[Begin Supplied records]

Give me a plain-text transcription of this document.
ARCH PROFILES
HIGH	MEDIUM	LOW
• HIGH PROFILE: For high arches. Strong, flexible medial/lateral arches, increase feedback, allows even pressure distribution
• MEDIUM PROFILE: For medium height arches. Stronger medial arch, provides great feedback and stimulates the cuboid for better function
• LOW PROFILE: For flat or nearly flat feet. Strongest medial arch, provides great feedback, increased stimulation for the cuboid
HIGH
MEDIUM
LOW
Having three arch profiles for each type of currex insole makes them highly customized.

[End Supplied records]

Goal: Search the data for the string "MEDIUM" and copy each line where it appears.

The output:
HIGH	MEDIUM	LOW
• MEDIUM PROFILE: For medium height arches. Stronger medial arch, provides great feedback and stimulates the cuboid for better function
MEDIUM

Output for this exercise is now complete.